All the data below goes into the copy word for word, but the pictures don't.

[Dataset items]
+++

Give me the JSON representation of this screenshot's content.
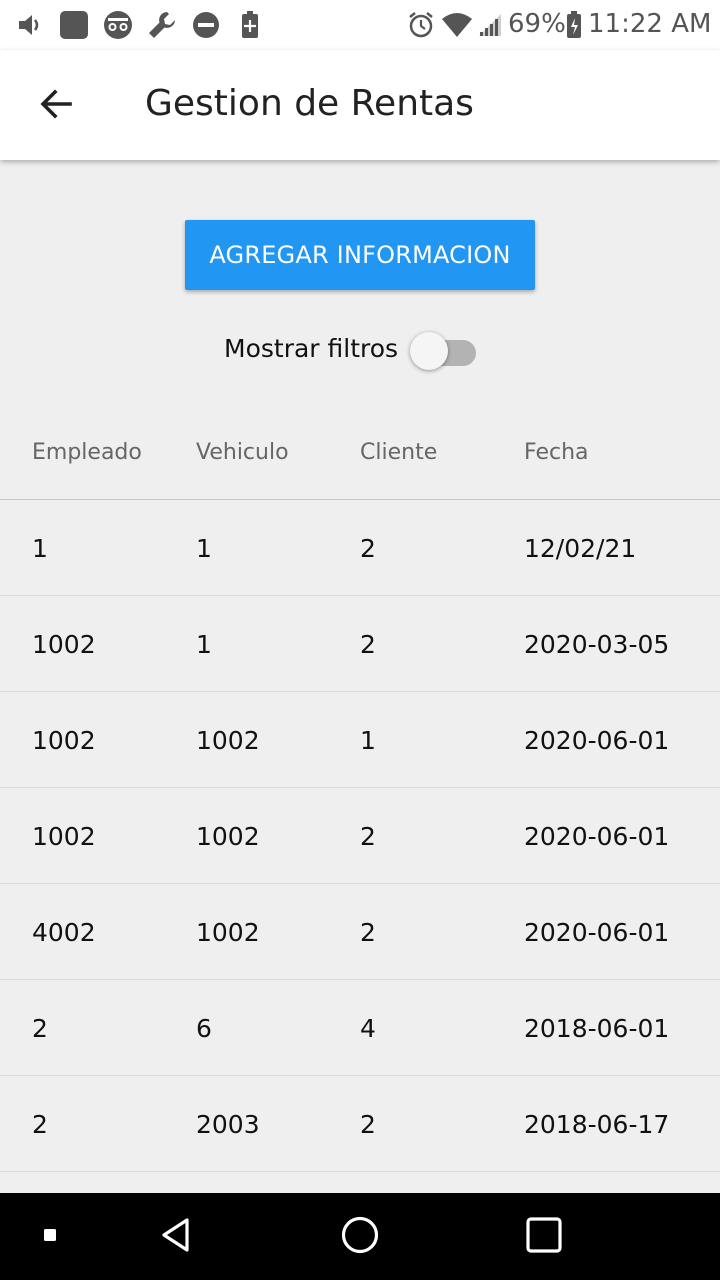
{
  "status_bar": {
    "battery_percent": "69%",
    "time": "11:22 AM",
    "icons": [
      "volume-icon",
      "app-square-icon",
      "incognito-icon",
      "wrench-icon",
      "do-not-disturb-icon",
      "battery-saver-icon",
      "alarm-icon",
      "wifi-icon",
      "signal-icon",
      "battery-charging-icon"
    ]
  },
  "app_bar": {
    "title": "Gestion de Rentas",
    "back_icon": "arrow-back-icon"
  },
  "main": {
    "add_button_label": "AGREGAR INFORMACION",
    "add_button_color": "#2196f3",
    "filter_label": "Mostrar filtros",
    "filter_enabled": false
  },
  "table": {
    "headers": [
      "Empleado",
      "Vehiculo",
      "Cliente",
      "Fecha"
    ],
    "rows": [
      [
        "1",
        "1",
        "2",
        "12/02/21"
      ],
      [
        "1002",
        "1",
        "2",
        "2020-03-05"
      ],
      [
        "1002",
        "1002",
        "1",
        "2020-06-01"
      ],
      [
        "1002",
        "1002",
        "2",
        "2020-06-01"
      ],
      [
        "4002",
        "1002",
        "2",
        "2020-06-01"
      ],
      [
        "2",
        "6",
        "4",
        "2018-06-01"
      ],
      [
        "2",
        "2003",
        "2",
        "2018-06-17"
      ]
    ]
  },
  "nav_bar": {
    "icons": [
      "recent-dot-icon",
      "back-triangle-icon",
      "home-circle-icon",
      "overview-square-icon"
    ]
  }
}
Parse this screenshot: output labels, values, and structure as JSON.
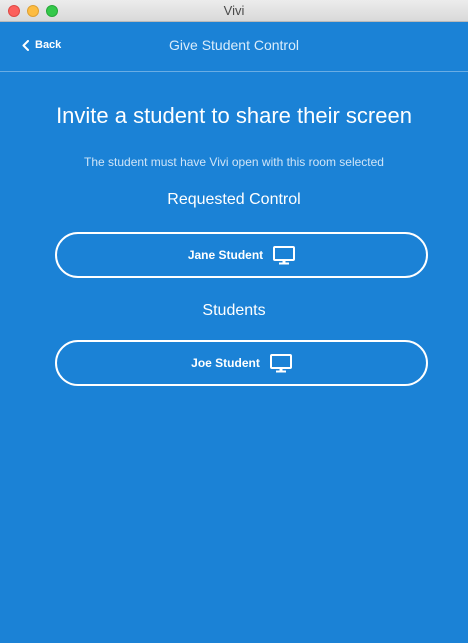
{
  "window": {
    "title": "Vivi"
  },
  "navbar": {
    "back_label": "Back",
    "title": "Give Student Control"
  },
  "main": {
    "heading": "Invite a student to share their screen",
    "subheading": "The student must have Vivi open with this room selected",
    "requested_label": "Requested Control",
    "requested_students": [
      {
        "name": "Jane Student",
        "icon": "monitor-icon"
      }
    ],
    "students_label": "Students",
    "students": [
      {
        "name": "Joe Student",
        "icon": "monitor-icon"
      }
    ]
  },
  "colors": {
    "background": "#1b82d6",
    "text": "#ffffff"
  }
}
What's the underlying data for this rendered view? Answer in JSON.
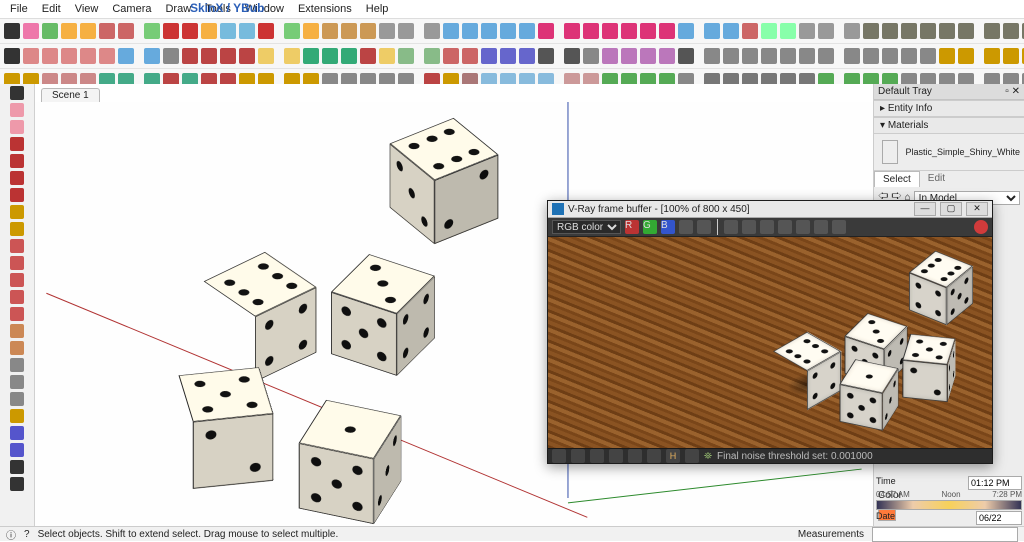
{
  "menu": {
    "items": [
      "File",
      "Edit",
      "View",
      "Camera",
      "Draw",
      "Tools",
      "Window",
      "Extensions",
      "Help"
    ]
  },
  "brand": "SkinX / YBub",
  "scene_tab": "Scene 1",
  "tray": {
    "title": "Default Tray",
    "panel1": "Entity Info",
    "panel2": "Materials",
    "material_name": "Plastic_Simple_Shiny_White",
    "tab_select": "Select",
    "tab_edit": "Edit",
    "browse_scope": "In Model",
    "color_label": "Color",
    "time_label": "Time",
    "time_start": "04:57 AM",
    "time_noon": "Noon",
    "time_end": "7:28 PM",
    "time_value": "01:12 PM",
    "date_label": "Date",
    "date_value": "06/22"
  },
  "status": {
    "hint": "Select objects. Shift to extend select. Drag mouse to select multiple.",
    "measurements_label": "Measurements"
  },
  "vfb": {
    "title": "V-Ray frame buffer - [100% of 800 x 450]",
    "channel": "RGB color",
    "channels_r": "R",
    "channels_g": "G",
    "channels_b": "B",
    "status": "Final noise threshold set: 0.001000"
  },
  "toolbar_colors": {
    "row1": [
      "#333",
      "#e7a",
      "#6b6",
      "#f6b042",
      "#f6b042",
      "#c66",
      "#c66",
      "#7c7",
      "#c33",
      "#c33",
      "#f6b042",
      "#7bd",
      "#7bd",
      "#c33",
      "#7c7",
      "#f6b042",
      "#c95",
      "#c95",
      "#c95",
      "#999",
      "#999",
      "#999",
      "#6ad",
      "#6ad",
      "#6ad",
      "#6ad",
      "#6ad",
      "#d37",
      "#d37",
      "#d37",
      "#d37",
      "#d37",
      "#d37",
      "#d37",
      "#6ad",
      "#6ad",
      "#6ad",
      "#c66",
      "#8fa",
      "#8fa",
      "#999",
      "#999",
      "#999",
      "#776",
      "#776",
      "#776",
      "#776",
      "#776",
      "#776",
      "#776",
      "#776",
      "#776",
      "#776",
      "#776",
      "#888",
      "#888"
    ],
    "row2": [
      "#333",
      "#d88",
      "#d88",
      "#d88",
      "#d88",
      "#d88",
      "#6ad",
      "#6ad",
      "#888",
      "#b44",
      "#b44",
      "#b44",
      "#b44",
      "#ec6",
      "#ec6",
      "#3a7",
      "#3a7",
      "#3a7",
      "#b44",
      "#ec6",
      "#8b8",
      "#8b8",
      "#c66",
      "#c66",
      "#66c",
      "#66c",
      "#66c",
      "#555",
      "#555",
      "#888",
      "#b7b",
      "#b7b",
      "#b7b",
      "#b7b",
      "#555",
      "#888",
      "#888",
      "#888",
      "#888",
      "#888",
      "#888",
      "#888",
      "#888",
      "#888",
      "#888",
      "#888",
      "#888",
      "#c90",
      "#c90",
      "#c90",
      "#c90",
      "#c90",
      "#c90",
      "#c90",
      "#c90",
      "#c90"
    ],
    "row3": [
      "#c90",
      "#c90",
      "#c88",
      "#c88",
      "#c88",
      "#4a8",
      "#4a8",
      "#4a8",
      "#b44",
      "#4a8",
      "#b44",
      "#b44",
      "#c90",
      "#c90",
      "#c90",
      "#c90",
      "#888",
      "#888",
      "#888",
      "#888",
      "#888",
      "#b44",
      "#c90",
      "#a77",
      "#8bd",
      "#8bd",
      "#8bd",
      "#8bd",
      "#c99",
      "#c99",
      "#5a5",
      "#5a5",
      "#5a5",
      "#5a5",
      "#888",
      "#777",
      "#777",
      "#777",
      "#777",
      "#777",
      "#777",
      "#5a5",
      "#5a5",
      "#5a5",
      "#5a5",
      "#888",
      "#888",
      "#888",
      "#888",
      "#888",
      "#888",
      "#888",
      "#888",
      "#888",
      "#888",
      "#888"
    ],
    "left": [
      "#333",
      "#e9a",
      "#e9a",
      "#b33",
      "#b33",
      "#b33",
      "#b33",
      "#c90",
      "#c90",
      "#c55",
      "#c55",
      "#c55",
      "#c55",
      "#c55",
      "#c85",
      "#c85",
      "#888",
      "#888",
      "#888",
      "#c90",
      "#55c",
      "#55c",
      "#333",
      "#333"
    ]
  }
}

+++

THE SOLUTION:
Give me the JSON representation of this screenshot's content.
{
  "status_bar": {
    "battery_percent": "69%",
    "time": "11:22 AM",
    "icons": [
      "volume-icon",
      "app-square-icon",
      "incognito-icon",
      "wrench-icon",
      "do-not-disturb-icon",
      "battery-saver-icon",
      "alarm-icon",
      "wifi-icon",
      "signal-icon",
      "battery-charging-icon"
    ]
  },
  "app_bar": {
    "title": "Gestion de Rentas",
    "back_icon": "arrow-back-icon"
  },
  "main": {
    "add_button_label": "AGREGAR INFORMACION",
    "add_button_color": "#2196f3",
    "filter_label": "Mostrar filtros",
    "filter_enabled": false
  },
  "table": {
    "headers": [
      "Empleado",
      "Vehiculo",
      "Cliente",
      "Fecha"
    ],
    "rows": [
      [
        "1",
        "1",
        "2",
        "12/02/21"
      ],
      [
        "1002",
        "1",
        "2",
        "2020-03-05"
      ],
      [
        "1002",
        "1002",
        "1",
        "2020-06-01"
      ],
      [
        "1002",
        "1002",
        "2",
        "2020-06-01"
      ],
      [
        "4002",
        "1002",
        "2",
        "2020-06-01"
      ],
      [
        "2",
        "6",
        "4",
        "2018-06-01"
      ],
      [
        "2",
        "2003",
        "2",
        "2018-06-17"
      ]
    ]
  },
  "nav_bar": {
    "icons": [
      "recent-dot-icon",
      "back-triangle-icon",
      "home-circle-icon",
      "overview-square-icon"
    ]
  }
}
Parse this screenshot: output labels, values, and structure as JSON.
{
  "window": {
    "title": "Vivi"
  },
  "navbar": {
    "back_label": "Back",
    "title": "Give Student Control"
  },
  "main": {
    "heading": "Invite a student to share their screen",
    "subheading": "The student must have Vivi open with this room selected",
    "requested_label": "Requested Control",
    "requested_students": [
      {
        "name": "Jane Student",
        "icon": "monitor-icon"
      }
    ],
    "students_label": "Students",
    "students": [
      {
        "name": "Joe Student",
        "icon": "monitor-icon"
      }
    ]
  },
  "colors": {
    "background": "#1b82d6",
    "text": "#ffffff"
  }
}
What's the underlying data for this rendered view? Answer in JSON.
{
  "menu": {
    "items": [
      "File",
      "Edit",
      "View",
      "Camera",
      "Draw",
      "Tools",
      "Window",
      "Extensions",
      "Help"
    ]
  },
  "brand": "SkinX / YBub",
  "scene_tab": "Scene 1",
  "tray": {
    "title": "Default Tray",
    "panel1": "Entity Info",
    "panel2": "Materials",
    "material_name": "Plastic_Simple_Shiny_White",
    "tab_select": "Select",
    "tab_edit": "Edit",
    "browse_scope": "In Model",
    "color_label": "Color",
    "time_label": "Time",
    "time_start": "04:57 AM",
    "time_noon": "Noon",
    "time_end": "7:28 PM",
    "time_value": "01:12 PM",
    "date_label": "Date",
    "date_value": "06/22"
  },
  "status": {
    "hint": "Select objects. Shift to extend select. Drag mouse to select multiple.",
    "measurements_label": "Measurements"
  },
  "vfb": {
    "title": "V-Ray frame buffer - [100% of 800 x 450]",
    "channel": "RGB color",
    "channels_r": "R",
    "channels_g": "G",
    "channels_b": "B",
    "status": "Final noise threshold set: 0.001000"
  },
  "toolbar_colors": {
    "row1": [
      "#333",
      "#e7a",
      "#6b6",
      "#f6b042",
      "#f6b042",
      "#c66",
      "#c66",
      "#7c7",
      "#c33",
      "#c33",
      "#f6b042",
      "#7bd",
      "#7bd",
      "#c33",
      "#7c7",
      "#f6b042",
      "#c95",
      "#c95",
      "#c95",
      "#999",
      "#999",
      "#999",
      "#6ad",
      "#6ad",
      "#6ad",
      "#6ad",
      "#6ad",
      "#d37",
      "#d37",
      "#d37",
      "#d37",
      "#d37",
      "#d37",
      "#d37",
      "#6ad",
      "#6ad",
      "#6ad",
      "#c66",
      "#8fa",
      "#8fa",
      "#999",
      "#999",
      "#999",
      "#776",
      "#776",
      "#776",
      "#776",
      "#776",
      "#776",
      "#776",
      "#776",
      "#776",
      "#776",
      "#776",
      "#888",
      "#888"
    ],
    "row2": [
      "#333",
      "#d88",
      "#d88",
      "#d88",
      "#d88",
      "#d88",
      "#6ad",
      "#6ad",
      "#888",
      "#b44",
      "#b44",
      "#b44",
      "#b44",
      "#ec6",
      "#ec6",
      "#3a7",
      "#3a7",
      "#3a7",
      "#b44",
      "#ec6",
      "#8b8",
      "#8b8",
      "#c66",
      "#c66",
      "#66c",
      "#66c",
      "#66c",
      "#555",
      "#555",
      "#888",
      "#b7b",
      "#b7b",
      "#b7b",
      "#b7b",
      "#555",
      "#888",
      "#888",
      "#888",
      "#888",
      "#888",
      "#888",
      "#888",
      "#888",
      "#888",
      "#888",
      "#888",
      "#888",
      "#c90",
      "#c90",
      "#c90",
      "#c90",
      "#c90",
      "#c90",
      "#c90",
      "#c90",
      "#c90"
    ],
    "row3": [
      "#c90",
      "#c90",
      "#c88",
      "#c88",
      "#c88",
      "#4a8",
      "#4a8",
      "#4a8",
      "#b44",
      "#4a8",
      "#b44",
      "#b44",
      "#c90",
      "#c90",
      "#c90",
      "#c90",
      "#888",
      "#888",
      "#888",
      "#888",
      "#888",
      "#b44",
      "#c90",
      "#a77",
      "#8bd",
      "#8bd",
      "#8bd",
      "#8bd",
      "#c99",
      "#c99",
      "#5a5",
      "#5a5",
      "#5a5",
      "#5a5",
      "#888",
      "#777",
      "#777",
      "#777",
      "#777",
      "#777",
      "#777",
      "#5a5",
      "#5a5",
      "#5a5",
      "#5a5",
      "#888",
      "#888",
      "#888",
      "#888",
      "#888",
      "#888",
      "#888",
      "#888",
      "#888",
      "#888",
      "#888"
    ],
    "left": [
      "#333",
      "#e9a",
      "#e9a",
      "#b33",
      "#b33",
      "#b33",
      "#b33",
      "#c90",
      "#c90",
      "#c55",
      "#c55",
      "#c55",
      "#c55",
      "#c55",
      "#c85",
      "#c85",
      "#888",
      "#888",
      "#888",
      "#c90",
      "#55c",
      "#55c",
      "#333",
      "#333"
    ]
  }
}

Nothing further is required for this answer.